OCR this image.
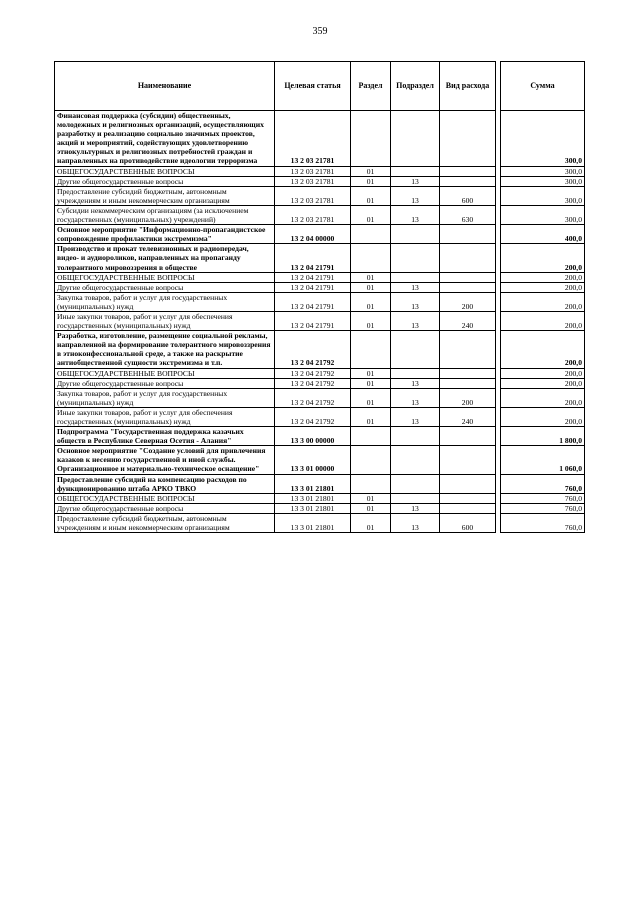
359
Наименование	Целевая статья	Раздел	Подраздел	Вид расхода		Сумма
Финансовая поддержка (субсидии) общественных, молодежных и религиозных организаций, осуществляющих разработку и реализацию социально значимых проектов, акций и мероприятий, содействующих удовлетворению этнокультурных и религиозных потребностей граждан и направленных на противодействие идеологии терроризма	13 2 03 21781					300,0
ОБЩЕГОСУДАРСТВЕННЫЕ ВОПРОСЫ	13 2 03 21781	01				300,0
Другие общегосударственные вопросы	13 2 03 21781	01	13			300,0
Предоставление субсидий бюджетным, автономным учреждениям и иным некоммерческим организациям	13 2 03 21781	01	13	600		300,0
Субсидии некоммерческим организациям (за исключением государственных (муниципальных) учреждений)	13 2 03 21781	01	13	630		300,0
Основное мероприятие "Информационно-пропагандистское сопровождение профилактики экстремизма"	13 2 04 00000					400,0
Производство и прокат телевизионных и радиопередач, видео- и аудиороликов, направленных на пропаганду толерантного мировоззрения в обществе	13 2 04 21791					200,0
ОБЩЕГОСУДАРСТВЕННЫЕ ВОПРОСЫ	13 2 04 21791	01				200,0
Другие общегосударственные вопросы	13 2 04 21791	01	13			200,0
Закупка товаров, работ и услуг для государственных (муниципальных) нужд	13 2 04 21791	01	13	200		200,0
Иные закупки товаров, работ и услуг для обеспечения государственных (муниципальных) нужд	13 2 04 21791	01	13	240		200,0
Разработка, изготовление, размещение социальной рекламы, направленной на формирование толерантного мировоззрения в этноконфессиональной среде, а также на раскрытие антиобщественной сущности экстремизма и т.п.	13 2 04 21792					200,0
ОБЩЕГОСУДАРСТВЕННЫЕ ВОПРОСЫ	13 2 04 21792	01				200,0
Другие общегосударственные вопросы	13 2 04 21792	01	13			200,0
Закупка товаров, работ и услуг для государственных (муниципальных) нужд	13 2 04 21792	01	13	200		200,0
Иные закупки товаров, работ и услуг для обеспечения государственных (муниципальных) нужд	13 2 04 21792	01	13	240		200,0
Подпрограмма "Государственная поддержка казачьих обществ в Республике Северная Осетия - Алания"	13 3 00 00000					1 800,0
Основное мероприятие "Создание условий для привлечения казаков к несению государственной и иной службы. Организационное и материально-техническое оснащение"	13 3 01 00000					1 060,0
Предоставление субсидий на компенсацию расходов по функционированию штаба АРКО ТВКО	13 3 01 21801					760,0
ОБЩЕГОСУДАРСТВЕННЫЕ ВОПРОСЫ	13 3 01 21801	01				760,0
Другие общегосударственные вопросы	13 3 01 21801	01	13			760,0
Предоставление субсидий бюджетным, автономным учреждениям и иным некоммерческим организациям	13 3 01 21801	01	13	600		760,0
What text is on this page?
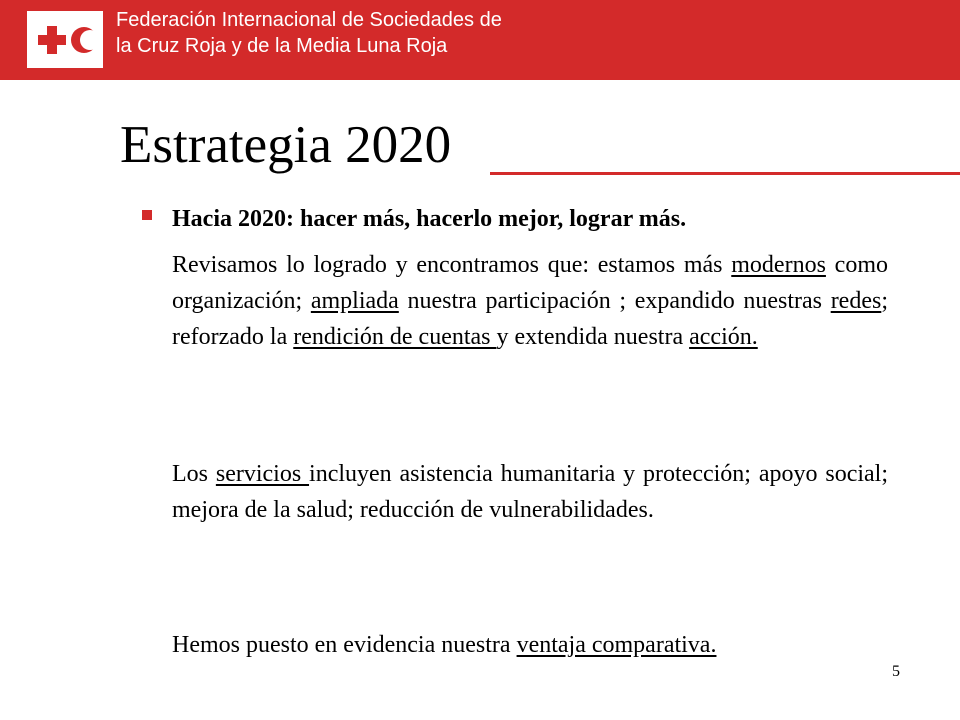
Federación Internacional de Sociedades de
la Cruz Roja y de la Media Luna Roja
Estrategia 2020
Hacia 2020: hacer más, hacerlo mejor, lograr más.
Revisamos lo logrado y encontramos que: estamos más modernos como organización; ampliada nuestra participación ; expandido nuestras redes; reforzado la rendición de cuentas y extendida nuestra acción.
Los servicios incluyen asistencia humanitaria y protección; apoyo social; mejora de la salud; reducción de vulnerabilidades.
Hemos puesto en evidencia nuestra ventaja comparativa.
5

WORK TO BE COMPLETED:
Lines containing the word "товаров" are to be counted in the listing; state their number alone.

RESULT OF THIS TASK:
4